• _SHORT TASK_: Copy the records below exactly as they are written.

## Start PROVIDED RECORDS

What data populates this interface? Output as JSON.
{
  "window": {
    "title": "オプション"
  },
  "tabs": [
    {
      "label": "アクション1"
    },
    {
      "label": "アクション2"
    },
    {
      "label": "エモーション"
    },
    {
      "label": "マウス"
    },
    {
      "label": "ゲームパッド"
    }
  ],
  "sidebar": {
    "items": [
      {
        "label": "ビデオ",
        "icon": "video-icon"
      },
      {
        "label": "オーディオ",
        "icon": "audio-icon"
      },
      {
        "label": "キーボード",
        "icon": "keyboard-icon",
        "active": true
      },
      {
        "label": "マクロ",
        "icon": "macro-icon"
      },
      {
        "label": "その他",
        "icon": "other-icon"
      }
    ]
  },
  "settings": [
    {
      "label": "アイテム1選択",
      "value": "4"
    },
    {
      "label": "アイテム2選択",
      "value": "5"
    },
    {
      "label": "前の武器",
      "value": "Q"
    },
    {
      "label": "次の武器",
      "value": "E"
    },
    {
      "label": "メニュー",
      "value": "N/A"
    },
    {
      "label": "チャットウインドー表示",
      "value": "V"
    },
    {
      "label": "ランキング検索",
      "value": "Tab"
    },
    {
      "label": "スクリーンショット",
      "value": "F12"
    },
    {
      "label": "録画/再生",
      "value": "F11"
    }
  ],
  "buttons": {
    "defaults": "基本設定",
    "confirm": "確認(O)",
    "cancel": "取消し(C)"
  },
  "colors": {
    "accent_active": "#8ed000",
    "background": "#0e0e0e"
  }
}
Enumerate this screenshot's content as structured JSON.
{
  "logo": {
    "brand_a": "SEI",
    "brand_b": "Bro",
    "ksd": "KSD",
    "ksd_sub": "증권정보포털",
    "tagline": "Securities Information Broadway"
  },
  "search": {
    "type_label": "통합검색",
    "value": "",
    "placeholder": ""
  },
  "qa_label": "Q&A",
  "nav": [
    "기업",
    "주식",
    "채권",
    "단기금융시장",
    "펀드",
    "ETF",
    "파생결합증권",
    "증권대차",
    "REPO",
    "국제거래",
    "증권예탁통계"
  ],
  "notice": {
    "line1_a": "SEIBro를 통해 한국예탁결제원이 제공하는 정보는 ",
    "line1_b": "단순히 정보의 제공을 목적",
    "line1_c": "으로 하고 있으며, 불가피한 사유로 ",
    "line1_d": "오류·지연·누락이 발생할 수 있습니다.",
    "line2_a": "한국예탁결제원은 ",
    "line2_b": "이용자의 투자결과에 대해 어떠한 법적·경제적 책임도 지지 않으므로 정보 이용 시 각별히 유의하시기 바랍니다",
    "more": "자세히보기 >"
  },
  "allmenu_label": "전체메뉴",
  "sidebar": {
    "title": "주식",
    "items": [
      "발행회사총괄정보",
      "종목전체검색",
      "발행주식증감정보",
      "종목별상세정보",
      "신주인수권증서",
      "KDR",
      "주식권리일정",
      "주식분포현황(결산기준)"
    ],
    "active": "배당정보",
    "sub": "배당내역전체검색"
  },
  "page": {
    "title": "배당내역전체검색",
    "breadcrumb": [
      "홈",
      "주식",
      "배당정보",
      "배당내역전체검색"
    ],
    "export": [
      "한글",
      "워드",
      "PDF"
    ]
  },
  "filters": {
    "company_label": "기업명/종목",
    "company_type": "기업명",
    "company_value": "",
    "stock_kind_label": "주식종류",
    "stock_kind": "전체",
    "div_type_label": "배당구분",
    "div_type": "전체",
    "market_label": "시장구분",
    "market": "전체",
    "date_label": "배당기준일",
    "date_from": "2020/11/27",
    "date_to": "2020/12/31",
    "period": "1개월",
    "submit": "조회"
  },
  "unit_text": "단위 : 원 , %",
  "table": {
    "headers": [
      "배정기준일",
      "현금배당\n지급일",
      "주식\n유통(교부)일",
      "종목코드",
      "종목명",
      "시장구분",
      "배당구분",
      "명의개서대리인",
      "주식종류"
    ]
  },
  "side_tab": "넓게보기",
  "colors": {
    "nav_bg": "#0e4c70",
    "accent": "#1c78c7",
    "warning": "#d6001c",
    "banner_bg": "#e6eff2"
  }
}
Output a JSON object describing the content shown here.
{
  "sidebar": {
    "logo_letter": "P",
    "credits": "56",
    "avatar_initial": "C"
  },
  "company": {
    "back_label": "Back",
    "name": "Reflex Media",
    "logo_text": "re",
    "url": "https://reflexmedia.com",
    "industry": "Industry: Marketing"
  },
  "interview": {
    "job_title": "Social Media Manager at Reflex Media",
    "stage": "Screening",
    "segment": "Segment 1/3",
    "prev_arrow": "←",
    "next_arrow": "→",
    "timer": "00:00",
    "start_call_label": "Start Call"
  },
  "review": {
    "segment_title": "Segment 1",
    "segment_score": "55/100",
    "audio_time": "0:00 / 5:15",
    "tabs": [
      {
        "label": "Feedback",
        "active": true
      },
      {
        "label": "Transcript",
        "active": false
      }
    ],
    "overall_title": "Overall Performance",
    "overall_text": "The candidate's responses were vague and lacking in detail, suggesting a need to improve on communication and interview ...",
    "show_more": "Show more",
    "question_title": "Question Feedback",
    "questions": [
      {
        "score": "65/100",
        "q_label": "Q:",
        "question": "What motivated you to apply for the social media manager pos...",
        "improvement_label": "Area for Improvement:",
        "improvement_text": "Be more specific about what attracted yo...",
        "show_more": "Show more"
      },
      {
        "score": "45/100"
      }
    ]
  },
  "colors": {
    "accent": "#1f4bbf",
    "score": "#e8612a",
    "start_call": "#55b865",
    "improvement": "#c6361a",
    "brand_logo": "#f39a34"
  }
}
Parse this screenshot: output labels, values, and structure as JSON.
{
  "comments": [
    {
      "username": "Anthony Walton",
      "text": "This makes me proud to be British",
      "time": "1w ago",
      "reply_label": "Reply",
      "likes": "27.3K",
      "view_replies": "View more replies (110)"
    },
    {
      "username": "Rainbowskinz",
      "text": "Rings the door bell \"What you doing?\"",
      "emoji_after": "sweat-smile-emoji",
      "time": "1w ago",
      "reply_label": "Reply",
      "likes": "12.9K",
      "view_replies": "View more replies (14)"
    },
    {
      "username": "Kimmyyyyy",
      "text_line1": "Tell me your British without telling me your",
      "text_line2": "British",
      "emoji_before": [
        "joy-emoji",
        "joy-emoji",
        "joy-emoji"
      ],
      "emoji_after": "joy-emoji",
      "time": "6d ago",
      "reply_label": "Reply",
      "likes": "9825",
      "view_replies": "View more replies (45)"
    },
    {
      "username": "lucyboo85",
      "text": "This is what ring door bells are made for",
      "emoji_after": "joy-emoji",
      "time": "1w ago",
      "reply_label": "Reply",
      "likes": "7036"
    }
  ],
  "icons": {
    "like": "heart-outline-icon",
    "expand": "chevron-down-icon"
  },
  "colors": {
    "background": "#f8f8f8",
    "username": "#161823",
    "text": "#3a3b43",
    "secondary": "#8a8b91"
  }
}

## End PROVIDED RECORDS

• _RESULT FOR THIS EXERCISE_:
What data populates this interface? Output as JSON.
{
  "window": {
    "title": "オプション"
  },
  "tabs": [
    {
      "label": "アクション1"
    },
    {
      "label": "アクション2"
    },
    {
      "label": "エモーション"
    },
    {
      "label": "マウス"
    },
    {
      "label": "ゲームパッド"
    }
  ],
  "sidebar": {
    "items": [
      {
        "label": "ビデオ",
        "icon": "video-icon"
      },
      {
        "label": "オーディオ",
        "icon": "audio-icon"
      },
      {
        "label": "キーボード",
        "icon": "keyboard-icon",
        "active": true
      },
      {
        "label": "マクロ",
        "icon": "macro-icon"
      },
      {
        "label": "その他",
        "icon": "other-icon"
      }
    ]
  },
  "settings": [
    {
      "label": "アイテム1選択",
      "value": "4"
    },
    {
      "label": "アイテム2選択",
      "value": "5"
    },
    {
      "label": "前の武器",
      "value": "Q"
    },
    {
      "label": "次の武器",
      "value": "E"
    },
    {
      "label": "メニュー",
      "value": "N/A"
    },
    {
      "label": "チャットウインドー表示",
      "value": "V"
    },
    {
      "label": "ランキング検索",
      "value": "Tab"
    },
    {
      "label": "スクリーンショット",
      "value": "F12"
    },
    {
      "label": "録画/再生",
      "value": "F11"
    }
  ],
  "buttons": {
    "defaults": "基本設定",
    "confirm": "確認(O)",
    "cancel": "取消し(C)"
  },
  "colors": {
    "accent_active": "#8ed000",
    "background": "#0e0e0e"
  }
}
Enumerate this screenshot's content as structured JSON.
{
  "logo": {
    "brand_a": "SEI",
    "brand_b": "Bro",
    "ksd": "KSD",
    "ksd_sub": "증권정보포털",
    "tagline": "Securities Information Broadway"
  },
  "search": {
    "type_label": "통합검색",
    "value": "",
    "placeholder": ""
  },
  "qa_label": "Q&A",
  "nav": [
    "기업",
    "주식",
    "채권",
    "단기금융시장",
    "펀드",
    "ETF",
    "파생결합증권",
    "증권대차",
    "REPO",
    "국제거래",
    "증권예탁통계"
  ],
  "notice": {
    "line1_a": "SEIBro를 통해 한국예탁결제원이 제공하는 정보는 ",
    "line1_b": "단순히 정보의 제공을 목적",
    "line1_c": "으로 하고 있으며, 불가피한 사유로 ",
    "line1_d": "오류·지연·누락이 발생할 수 있습니다.",
    "line2_a": "한국예탁결제원은 ",
    "line2_b": "이용자의 투자결과에 대해 어떠한 법적·경제적 책임도 지지 않으므로 정보 이용 시 각별히 유의하시기 바랍니다",
    "more": "자세히보기 >"
  },
  "allmenu_label": "전체메뉴",
  "sidebar": {
    "title": "주식",
    "items": [
      "발행회사총괄정보",
      "종목전체검색",
      "발행주식증감정보",
      "종목별상세정보",
      "신주인수권증서",
      "KDR",
      "주식권리일정",
      "주식분포현황(결산기준)"
    ],
    "active": "배당정보",
    "sub": "배당내역전체검색"
  },
  "page": {
    "title": "배당내역전체검색",
    "breadcrumb": [
      "홈",
      "주식",
      "배당정보",
      "배당내역전체검색"
    ],
    "export": [
      "한글",
      "워드",
      "PDF"
    ]
  },
  "filters": {
    "company_label": "기업명/종목",
    "company_type": "기업명",
    "company_value": "",
    "stock_kind_label": "주식종류",
    "stock_kind": "전체",
    "div_type_label": "배당구분",
    "div_type": "전체",
    "market_label": "시장구분",
    "market": "전체",
    "date_label": "배당기준일",
    "date_from": "2020/11/27",
    "date_to": "2020/12/31",
    "period": "1개월",
    "submit": "조회"
  },
  "unit_text": "단위 : 원 , %",
  "table": {
    "headers": [
      "배정기준일",
      "현금배당\n지급일",
      "주식\n유통(교부)일",
      "종목코드",
      "종목명",
      "시장구분",
      "배당구분",
      "명의개서대리인",
      "주식종류"
    ]
  },
  "side_tab": "넓게보기",
  "colors": {
    "nav_bg": "#0e4c70",
    "accent": "#1c78c7",
    "warning": "#d6001c",
    "banner_bg": "#e6eff2"
  }
}
Output a JSON object describing the content shown here.
{
  "sidebar": {
    "logo_letter": "P",
    "credits": "56",
    "avatar_initial": "C"
  },
  "company": {
    "back_label": "Back",
    "name": "Reflex Media",
    "logo_text": "re",
    "url": "https://reflexmedia.com",
    "industry": "Industry: Marketing"
  },
  "interview": {
    "job_title": "Social Media Manager at Reflex Media",
    "stage": "Screening",
    "segment": "Segment 1/3",
    "prev_arrow": "←",
    "next_arrow": "→",
    "timer": "00:00",
    "start_call_label": "Start Call"
  },
  "review": {
    "segment_title": "Segment 1",
    "segment_score": "55/100",
    "audio_time": "0:00 / 5:15",
    "tabs": [
      {
        "label": "Feedback",
        "active": true
      },
      {
        "label": "Transcript",
        "active": false
      }
    ],
    "overall_title": "Overall Performance",
    "overall_text": "The candidate's responses were vague and lacking in detail, suggesting a need to improve on communication and interview ...",
    "show_more": "Show more",
    "question_title": "Question Feedback",
    "questions": [
      {
        "score": "65/100",
        "q_label": "Q:",
        "question": "What motivated you to apply for the social media manager pos...",
        "improvement_label": "Area for Improvement:",
        "improvement_text": "Be more specific about what attracted yo...",
        "show_more": "Show more"
      },
      {
        "score": "45/100"
      }
    ]
  },
  "colors": {
    "accent": "#1f4bbf",
    "score": "#e8612a",
    "start_call": "#55b865",
    "improvement": "#c6361a",
    "brand_logo": "#f39a34"
  }
}
Parse this screenshot: output labels, values, and structure as JSON.
{
  "comments": [
    {
      "username": "Anthony Walton",
      "text": "This makes me proud to be British",
      "time": "1w ago",
      "reply_label": "Reply",
      "likes": "27.3K",
      "view_replies": "View more replies (110)"
    },
    {
      "username": "Rainbowskinz",
      "text": "Rings the door bell \"What you doing?\"",
      "emoji_after": "sweat-smile-emoji",
      "time": "1w ago",
      "reply_label": "Reply",
      "likes": "12.9K",
      "view_replies": "View more replies (14)"
    },
    {
      "username": "Kimmyyyyy",
      "text_line1": "Tell me your British without telling me your",
      "text_line2": "British",
      "emoji_before": [
        "joy-emoji",
        "joy-emoji",
        "joy-emoji"
      ],
      "emoji_after": "joy-emoji",
      "time": "6d ago",
      "reply_label": "Reply",
      "likes": "9825",
      "view_replies": "View more replies (45)"
    },
    {
      "username": "lucyboo85",
      "text": "This is what ring door bells are made for",
      "emoji_after": "joy-emoji",
      "time": "1w ago",
      "reply_label": "Reply",
      "likes": "7036"
    }
  ],
  "icons": {
    "like": "heart-outline-icon",
    "expand": "chevron-down-icon"
  },
  "colors": {
    "background": "#f8f8f8",
    "username": "#161823",
    "text": "#3a3b43",
    "secondary": "#8a8b91"
  }
}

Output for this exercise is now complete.